◆ EXERCISE DATA ◆
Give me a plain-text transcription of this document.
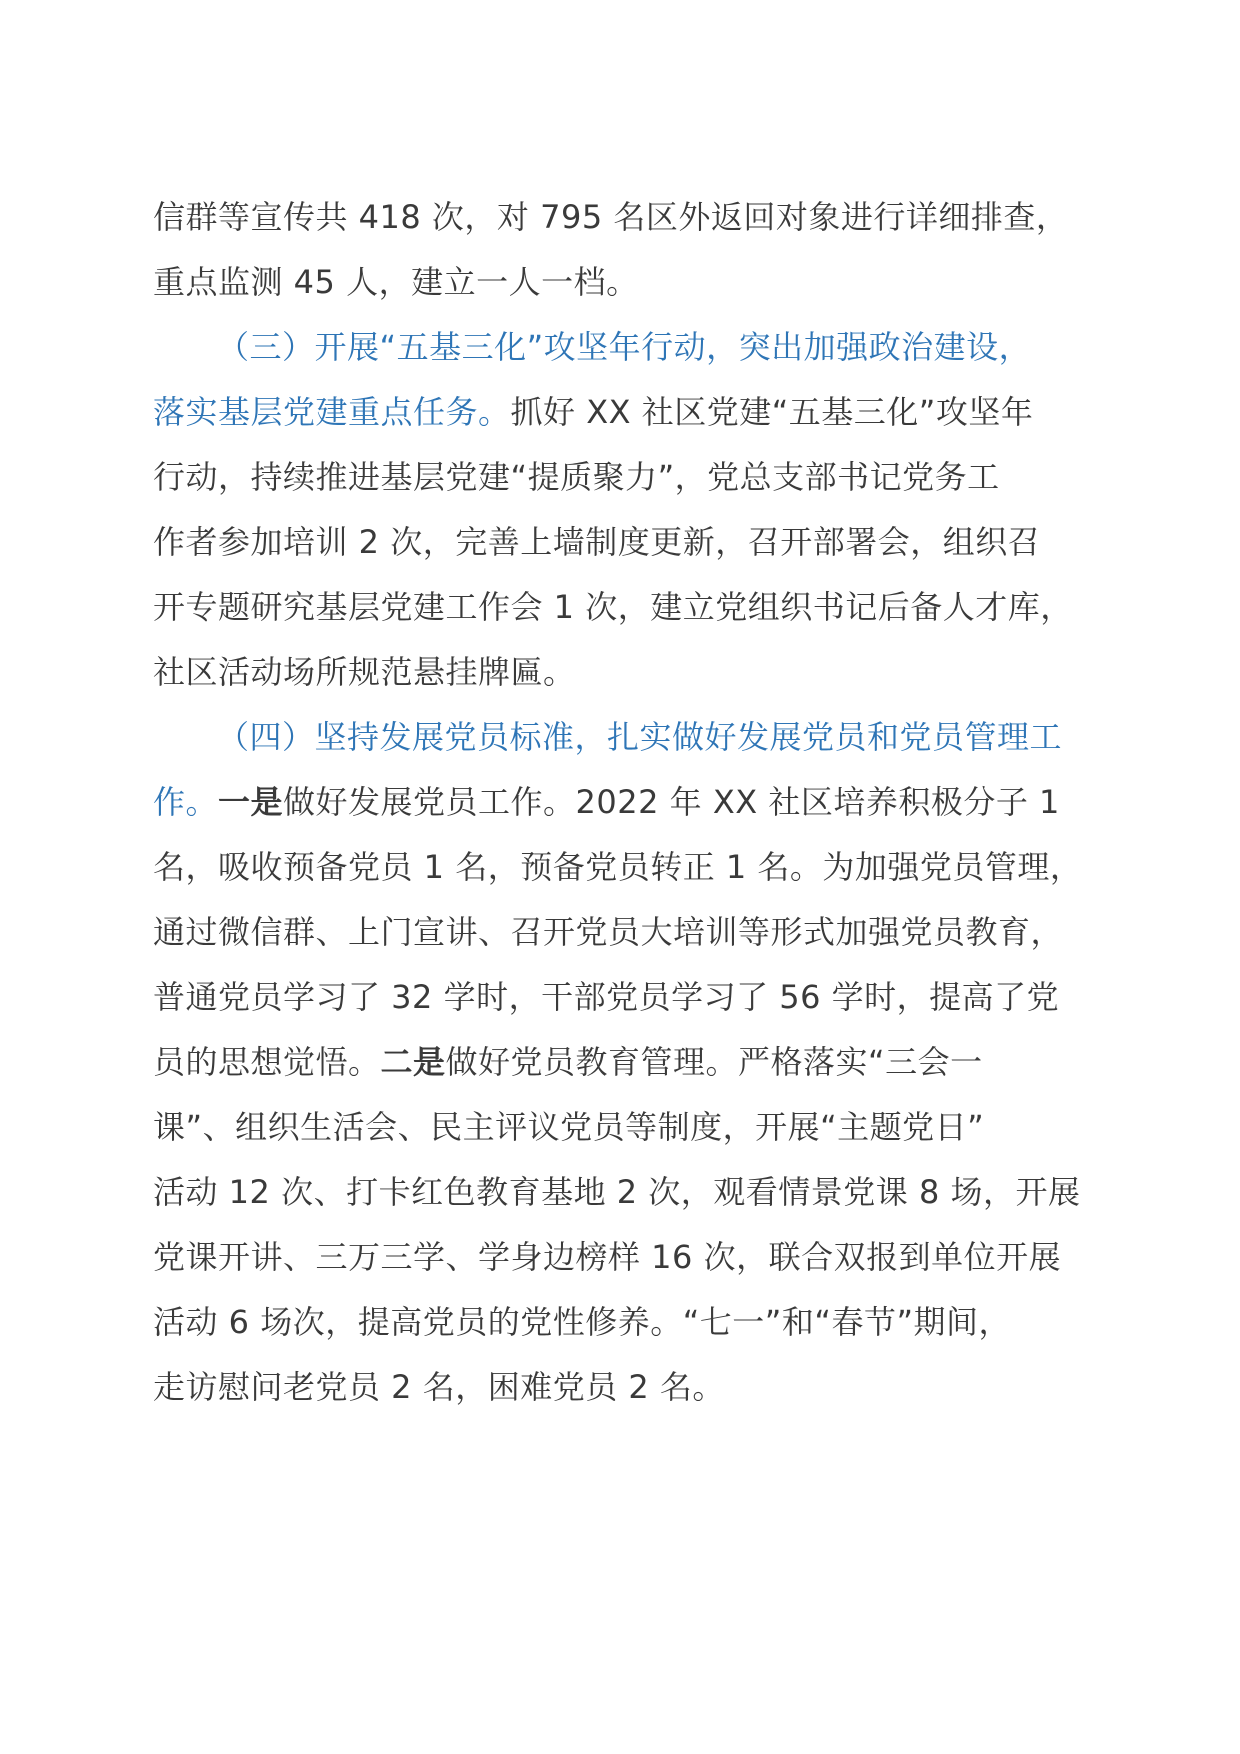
信群等宣传共 418 次，对 795 名区外返回对象进行详细排查，
重点监测 45 人，建立一人一档。
（三）开展“五基三化”攻坚年行动，突出加强政治建设，
落实基层党建重点任务。抓好 XX 社区党建“五基三化”攻坚年
行动，持续推进基层党建“提质聚力”，党总支部书记党务工
作者参加培训 2 次，完善上墙制度更新，召开部署会，组织召
开专题研究基层党建工作会 1 次，建立党组织书记后备人才库，
社区活动场所规范悬挂牌匾。
（四）坚持发展党员标准，扎实做好发展党员和党员管理工
作。一是做好发展党员工作。2022 年 XX 社区培养积极分子 1
名，吸收预备党员 1 名，预备党员转正 1 名。为加强党员管理，
通过微信群、上门宣讲、召开党员大培训等形式加强党员教育，
普通党员学习了 32 学时，干部党员学习了 56 学时，提高了党
员的思想觉悟。二是做好党员教育管理。严格落实“三会一
课”、组织生活会、民主评议党员等制度，开展“主题党日”
活动 12 次、打卡红色教育基地 2 次，观看情景党课 8 场，开展
党课开讲、三万三学、学身边榜样 16 次，联合双报到单位开展
活动 6 场次，提高党员的党性修养。“七一”和“春节”期间，
走访慰问老党员 2 名，困难党员 2 名。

◆ GIVEN PROBLEM ◆
Exclude the images and reproduce the remaining data exactly.

◆ SOLUTION BELOW ◆
Give me a plain-text transcription of this document.
信群等宣传共 418 次，对 795 名区外返回对象进行详细排查，
重点监测 45 人，建立一人一档。
（三）开展“五基三化”攻坚年行动，突出加强政治建设，
落实基层党建重点任务。抓好 XX 社区党建“五基三化”攻坚年
行动，持续推进基层党建“提质聚力”，党总支部书记党务工
作者参加培训 2 次，完善上墙制度更新，召开部署会，组织召
开专题研究基层党建工作会 1 次，建立党组织书记后备人才库，
社区活动场所规范悬挂牌匾。
（四）坚持发展党员标准，扎实做好发展党员和党员管理工
作。一是做好发展党员工作。2022 年 XX 社区培养积极分子 1
名，吸收预备党员 1 名，预备党员转正 1 名。为加强党员管理，
通过微信群、上门宣讲、召开党员大培训等形式加强党员教育，
普通党员学习了 32 学时，干部党员学习了 56 学时，提高了党
员的思想觉悟。二是做好党员教育管理。严格落实“三会一
课”、组织生活会、民主评议党员等制度，开展“主题党日”
活动 12 次、打卡红色教育基地 2 次，观看情景党课 8 场，开展
党课开讲、三万三学、学身边榜样 16 次，联合双报到单位开展
活动 6 场次，提高党员的党性修养。“七一”和“春节”期间，
走访慰问老党员 2 名，困难党员 2 名。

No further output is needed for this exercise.